[Dataset excerpt]
|---|
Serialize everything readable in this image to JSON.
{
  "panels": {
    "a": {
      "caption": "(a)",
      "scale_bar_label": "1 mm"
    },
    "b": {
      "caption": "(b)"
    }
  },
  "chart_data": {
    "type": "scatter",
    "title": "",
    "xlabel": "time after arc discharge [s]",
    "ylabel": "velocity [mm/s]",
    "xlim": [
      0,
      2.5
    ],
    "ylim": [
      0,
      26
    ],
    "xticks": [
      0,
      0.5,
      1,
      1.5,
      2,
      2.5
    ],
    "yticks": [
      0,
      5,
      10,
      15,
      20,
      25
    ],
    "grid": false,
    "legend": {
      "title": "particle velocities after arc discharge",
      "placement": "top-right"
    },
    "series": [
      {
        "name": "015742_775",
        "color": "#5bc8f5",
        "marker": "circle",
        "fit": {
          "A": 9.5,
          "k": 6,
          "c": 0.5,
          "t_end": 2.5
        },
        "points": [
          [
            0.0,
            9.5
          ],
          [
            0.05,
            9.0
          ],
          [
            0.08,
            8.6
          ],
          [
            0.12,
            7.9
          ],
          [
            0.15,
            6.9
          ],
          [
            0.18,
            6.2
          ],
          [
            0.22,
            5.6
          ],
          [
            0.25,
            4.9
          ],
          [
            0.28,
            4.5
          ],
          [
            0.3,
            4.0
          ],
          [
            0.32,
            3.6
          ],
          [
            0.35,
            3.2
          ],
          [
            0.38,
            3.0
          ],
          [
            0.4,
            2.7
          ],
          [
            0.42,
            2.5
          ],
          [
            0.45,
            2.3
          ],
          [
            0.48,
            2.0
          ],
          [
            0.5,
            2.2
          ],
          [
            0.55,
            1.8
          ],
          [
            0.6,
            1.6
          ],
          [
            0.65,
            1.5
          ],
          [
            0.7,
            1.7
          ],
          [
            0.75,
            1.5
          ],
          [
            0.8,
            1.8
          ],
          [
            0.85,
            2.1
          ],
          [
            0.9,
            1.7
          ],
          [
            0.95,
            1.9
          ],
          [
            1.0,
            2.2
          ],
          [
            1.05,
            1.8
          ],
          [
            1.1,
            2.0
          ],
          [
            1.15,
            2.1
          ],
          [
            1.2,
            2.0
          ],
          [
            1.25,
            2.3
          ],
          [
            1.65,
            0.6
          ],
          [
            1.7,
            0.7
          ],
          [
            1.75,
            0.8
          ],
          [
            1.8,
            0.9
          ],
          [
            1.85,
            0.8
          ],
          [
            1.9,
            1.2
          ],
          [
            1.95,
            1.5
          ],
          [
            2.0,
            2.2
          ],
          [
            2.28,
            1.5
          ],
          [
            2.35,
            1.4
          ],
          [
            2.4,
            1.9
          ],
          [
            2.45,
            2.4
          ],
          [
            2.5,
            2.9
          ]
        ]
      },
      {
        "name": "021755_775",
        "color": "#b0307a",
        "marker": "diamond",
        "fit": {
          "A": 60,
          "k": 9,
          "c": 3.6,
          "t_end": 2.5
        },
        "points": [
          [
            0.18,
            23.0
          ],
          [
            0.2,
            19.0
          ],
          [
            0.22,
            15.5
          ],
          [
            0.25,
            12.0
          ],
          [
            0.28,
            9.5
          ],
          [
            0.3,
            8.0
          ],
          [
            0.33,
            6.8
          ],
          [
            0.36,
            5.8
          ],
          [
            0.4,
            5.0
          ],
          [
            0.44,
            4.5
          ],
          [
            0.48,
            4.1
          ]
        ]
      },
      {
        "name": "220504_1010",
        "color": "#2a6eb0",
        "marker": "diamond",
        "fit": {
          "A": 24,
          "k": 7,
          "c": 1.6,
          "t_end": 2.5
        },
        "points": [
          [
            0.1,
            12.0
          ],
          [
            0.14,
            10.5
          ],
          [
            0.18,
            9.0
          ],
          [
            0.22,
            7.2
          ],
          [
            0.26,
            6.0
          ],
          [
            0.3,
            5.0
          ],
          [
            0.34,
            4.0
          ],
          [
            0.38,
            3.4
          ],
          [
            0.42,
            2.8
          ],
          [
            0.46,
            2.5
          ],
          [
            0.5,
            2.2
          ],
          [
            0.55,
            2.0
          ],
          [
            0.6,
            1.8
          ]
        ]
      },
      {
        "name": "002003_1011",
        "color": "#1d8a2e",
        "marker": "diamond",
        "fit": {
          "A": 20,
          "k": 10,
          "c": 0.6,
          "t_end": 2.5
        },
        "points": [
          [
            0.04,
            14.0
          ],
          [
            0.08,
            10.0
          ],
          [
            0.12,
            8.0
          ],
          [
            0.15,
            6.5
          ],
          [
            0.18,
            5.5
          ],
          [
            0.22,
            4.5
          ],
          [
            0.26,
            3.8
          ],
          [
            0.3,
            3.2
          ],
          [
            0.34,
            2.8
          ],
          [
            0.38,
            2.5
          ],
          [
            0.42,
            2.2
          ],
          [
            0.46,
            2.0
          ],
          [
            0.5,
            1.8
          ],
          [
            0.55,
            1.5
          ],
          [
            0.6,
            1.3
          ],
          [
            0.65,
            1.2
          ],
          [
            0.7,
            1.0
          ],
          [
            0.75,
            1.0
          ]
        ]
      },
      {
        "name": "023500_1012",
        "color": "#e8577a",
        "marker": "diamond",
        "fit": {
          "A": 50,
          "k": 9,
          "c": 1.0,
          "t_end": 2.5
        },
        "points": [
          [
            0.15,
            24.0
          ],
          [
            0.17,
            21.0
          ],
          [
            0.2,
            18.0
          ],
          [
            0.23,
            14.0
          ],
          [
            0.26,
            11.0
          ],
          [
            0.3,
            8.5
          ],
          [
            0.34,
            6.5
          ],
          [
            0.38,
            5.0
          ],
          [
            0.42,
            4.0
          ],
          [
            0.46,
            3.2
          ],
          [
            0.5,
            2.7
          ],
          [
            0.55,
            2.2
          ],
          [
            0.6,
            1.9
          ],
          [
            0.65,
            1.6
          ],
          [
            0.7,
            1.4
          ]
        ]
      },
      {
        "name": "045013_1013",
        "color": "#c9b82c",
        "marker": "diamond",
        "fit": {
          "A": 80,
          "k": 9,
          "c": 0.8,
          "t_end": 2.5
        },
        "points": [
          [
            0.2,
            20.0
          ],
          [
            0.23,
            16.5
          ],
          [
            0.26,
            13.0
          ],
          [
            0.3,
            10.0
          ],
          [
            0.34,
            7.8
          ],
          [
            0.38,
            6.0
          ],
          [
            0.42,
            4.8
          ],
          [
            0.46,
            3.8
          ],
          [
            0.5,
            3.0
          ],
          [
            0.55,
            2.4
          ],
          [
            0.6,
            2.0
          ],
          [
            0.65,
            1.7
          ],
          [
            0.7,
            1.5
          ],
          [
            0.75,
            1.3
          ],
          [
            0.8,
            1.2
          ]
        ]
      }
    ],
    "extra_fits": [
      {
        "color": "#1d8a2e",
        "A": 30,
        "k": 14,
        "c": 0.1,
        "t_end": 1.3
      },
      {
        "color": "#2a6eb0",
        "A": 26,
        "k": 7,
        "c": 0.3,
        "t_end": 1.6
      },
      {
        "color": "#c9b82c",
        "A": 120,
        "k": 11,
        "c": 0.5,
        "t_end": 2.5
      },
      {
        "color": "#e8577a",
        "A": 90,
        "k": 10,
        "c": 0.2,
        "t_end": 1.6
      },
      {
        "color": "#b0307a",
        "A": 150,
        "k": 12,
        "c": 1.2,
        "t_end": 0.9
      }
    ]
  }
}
|---|
#### [Goal of the exercise]
Every line above needs to be retyped exactly.

#### [Complete output]
Serialize everything readable in this image to JSON.
{
  "panels": {
    "a": {
      "caption": "(a)",
      "scale_bar_label": "1 mm"
    },
    "b": {
      "caption": "(b)"
    }
  },
  "chart_data": {
    "type": "scatter",
    "title": "",
    "xlabel": "time after arc discharge [s]",
    "ylabel": "velocity [mm/s]",
    "xlim": [
      0,
      2.5
    ],
    "ylim": [
      0,
      26
    ],
    "xticks": [
      0,
      0.5,
      1,
      1.5,
      2,
      2.5
    ],
    "yticks": [
      0,
      5,
      10,
      15,
      20,
      25
    ],
    "grid": false,
    "legend": {
      "title": "particle velocities after arc discharge",
      "placement": "top-right"
    },
    "series": [
      {
        "name": "015742_775",
        "color": "#5bc8f5",
        "marker": "circle",
        "fit": {
          "A": 9.5,
          "k": 6,
          "c": 0.5,
          "t_end": 2.5
        },
        "points": [
          [
            0.0,
            9.5
          ],
          [
            0.05,
            9.0
          ],
          [
            0.08,
            8.6
          ],
          [
            0.12,
            7.9
          ],
          [
            0.15,
            6.9
          ],
          [
            0.18,
            6.2
          ],
          [
            0.22,
            5.6
          ],
          [
            0.25,
            4.9
          ],
          [
            0.28,
            4.5
          ],
          [
            0.3,
            4.0
          ],
          [
            0.32,
            3.6
          ],
          [
            0.35,
            3.2
          ],
          [
            0.38,
            3.0
          ],
          [
            0.4,
            2.7
          ],
          [
            0.42,
            2.5
          ],
          [
            0.45,
            2.3
          ],
          [
            0.48,
            2.0
          ],
          [
            0.5,
            2.2
          ],
          [
            0.55,
            1.8
          ],
          [
            0.6,
            1.6
          ],
          [
            0.65,
            1.5
          ],
          [
            0.7,
            1.7
          ],
          [
            0.75,
            1.5
          ],
          [
            0.8,
            1.8
          ],
          [
            0.85,
            2.1
          ],
          [
            0.9,
            1.7
          ],
          [
            0.95,
            1.9
          ],
          [
            1.0,
            2.2
          ],
          [
            1.05,
            1.8
          ],
          [
            1.1,
            2.0
          ],
          [
            1.15,
            2.1
          ],
          [
            1.2,
            2.0
          ],
          [
            1.25,
            2.3
          ],
          [
            1.65,
            0.6
          ],
          [
            1.7,
            0.7
          ],
          [
            1.75,
            0.8
          ],
          [
            1.8,
            0.9
          ],
          [
            1.85,
            0.8
          ],
          [
            1.9,
            1.2
          ],
          [
            1.95,
            1.5
          ],
          [
            2.0,
            2.2
          ],
          [
            2.28,
            1.5
          ],
          [
            2.35,
            1.4
          ],
          [
            2.4,
            1.9
          ],
          [
            2.45,
            2.4
          ],
          [
            2.5,
            2.9
          ]
        ]
      },
      {
        "name": "021755_775",
        "color": "#b0307a",
        "marker": "diamond",
        "fit": {
          "A": 60,
          "k": 9,
          "c": 3.6,
          "t_end": 2.5
        },
        "points": [
          [
            0.18,
            23.0
          ],
          [
            0.2,
            19.0
          ],
          [
            0.22,
            15.5
          ],
          [
            0.25,
            12.0
          ],
          [
            0.28,
            9.5
          ],
          [
            0.3,
            8.0
          ],
          [
            0.33,
            6.8
          ],
          [
            0.36,
            5.8
          ],
          [
            0.4,
            5.0
          ],
          [
            0.44,
            4.5
          ],
          [
            0.48,
            4.1
          ]
        ]
      },
      {
        "name": "220504_1010",
        "color": "#2a6eb0",
        "marker": "diamond",
        "fit": {
          "A": 24,
          "k": 7,
          "c": 1.6,
          "t_end": 2.5
        },
        "points": [
          [
            0.1,
            12.0
          ],
          [
            0.14,
            10.5
          ],
          [
            0.18,
            9.0
          ],
          [
            0.22,
            7.2
          ],
          [
            0.26,
            6.0
          ],
          [
            0.3,
            5.0
          ],
          [
            0.34,
            4.0
          ],
          [
            0.38,
            3.4
          ],
          [
            0.42,
            2.8
          ],
          [
            0.46,
            2.5
          ],
          [
            0.5,
            2.2
          ],
          [
            0.55,
            2.0
          ],
          [
            0.6,
            1.8
          ]
        ]
      },
      {
        "name": "002003_1011",
        "color": "#1d8a2e",
        "marker": "diamond",
        "fit": {
          "A": 20,
          "k": 10,
          "c": 0.6,
          "t_end": 2.5
        },
        "points": [
          [
            0.04,
            14.0
          ],
          [
            0.08,
            10.0
          ],
          [
            0.12,
            8.0
          ],
          [
            0.15,
            6.5
          ],
          [
            0.18,
            5.5
          ],
          [
            0.22,
            4.5
          ],
          [
            0.26,
            3.8
          ],
          [
            0.3,
            3.2
          ],
          [
            0.34,
            2.8
          ],
          [
            0.38,
            2.5
          ],
          [
            0.42,
            2.2
          ],
          [
            0.46,
            2.0
          ],
          [
            0.5,
            1.8
          ],
          [
            0.55,
            1.5
          ],
          [
            0.6,
            1.3
          ],
          [
            0.65,
            1.2
          ],
          [
            0.7,
            1.0
          ],
          [
            0.75,
            1.0
          ]
        ]
      },
      {
        "name": "023500_1012",
        "color": "#e8577a",
        "marker": "diamond",
        "fit": {
          "A": 50,
          "k": 9,
          "c": 1.0,
          "t_end": 2.5
        },
        "points": [
          [
            0.15,
            24.0
          ],
          [
            0.17,
            21.0
          ],
          [
            0.2,
            18.0
          ],
          [
            0.23,
            14.0
          ],
          [
            0.26,
            11.0
          ],
          [
            0.3,
            8.5
          ],
          [
            0.34,
            6.5
          ],
          [
            0.38,
            5.0
          ],
          [
            0.42,
            4.0
          ],
          [
            0.46,
            3.2
          ],
          [
            0.5,
            2.7
          ],
          [
            0.55,
            2.2
          ],
          [
            0.6,
            1.9
          ],
          [
            0.65,
            1.6
          ],
          [
            0.7,
            1.4
          ]
        ]
      },
      {
        "name": "045013_1013",
        "color": "#c9b82c",
        "marker": "diamond",
        "fit": {
          "A": 80,
          "k": 9,
          "c": 0.8,
          "t_end": 2.5
        },
        "points": [
          [
            0.2,
            20.0
          ],
          [
            0.23,
            16.5
          ],
          [
            0.26,
            13.0
          ],
          [
            0.3,
            10.0
          ],
          [
            0.34,
            7.8
          ],
          [
            0.38,
            6.0
          ],
          [
            0.42,
            4.8
          ],
          [
            0.46,
            3.8
          ],
          [
            0.5,
            3.0
          ],
          [
            0.55,
            2.4
          ],
          [
            0.6,
            2.0
          ],
          [
            0.65,
            1.7
          ],
          [
            0.7,
            1.5
          ],
          [
            0.75,
            1.3
          ],
          [
            0.8,
            1.2
          ]
        ]
      }
    ],
    "extra_fits": [
      {
        "color": "#1d8a2e",
        "A": 30,
        "k": 14,
        "c": 0.1,
        "t_end": 1.3
      },
      {
        "color": "#2a6eb0",
        "A": 26,
        "k": 7,
        "c": 0.3,
        "t_end": 1.6
      },
      {
        "color": "#c9b82c",
        "A": 120,
        "k": 11,
        "c": 0.5,
        "t_end": 2.5
      },
      {
        "color": "#e8577a",
        "A": 90,
        "k": 10,
        "c": 0.2,
        "t_end": 1.6
      },
      {
        "color": "#b0307a",
        "A": 150,
        "k": 12,
        "c": 1.2,
        "t_end": 0.9
      }
    ]
  }
}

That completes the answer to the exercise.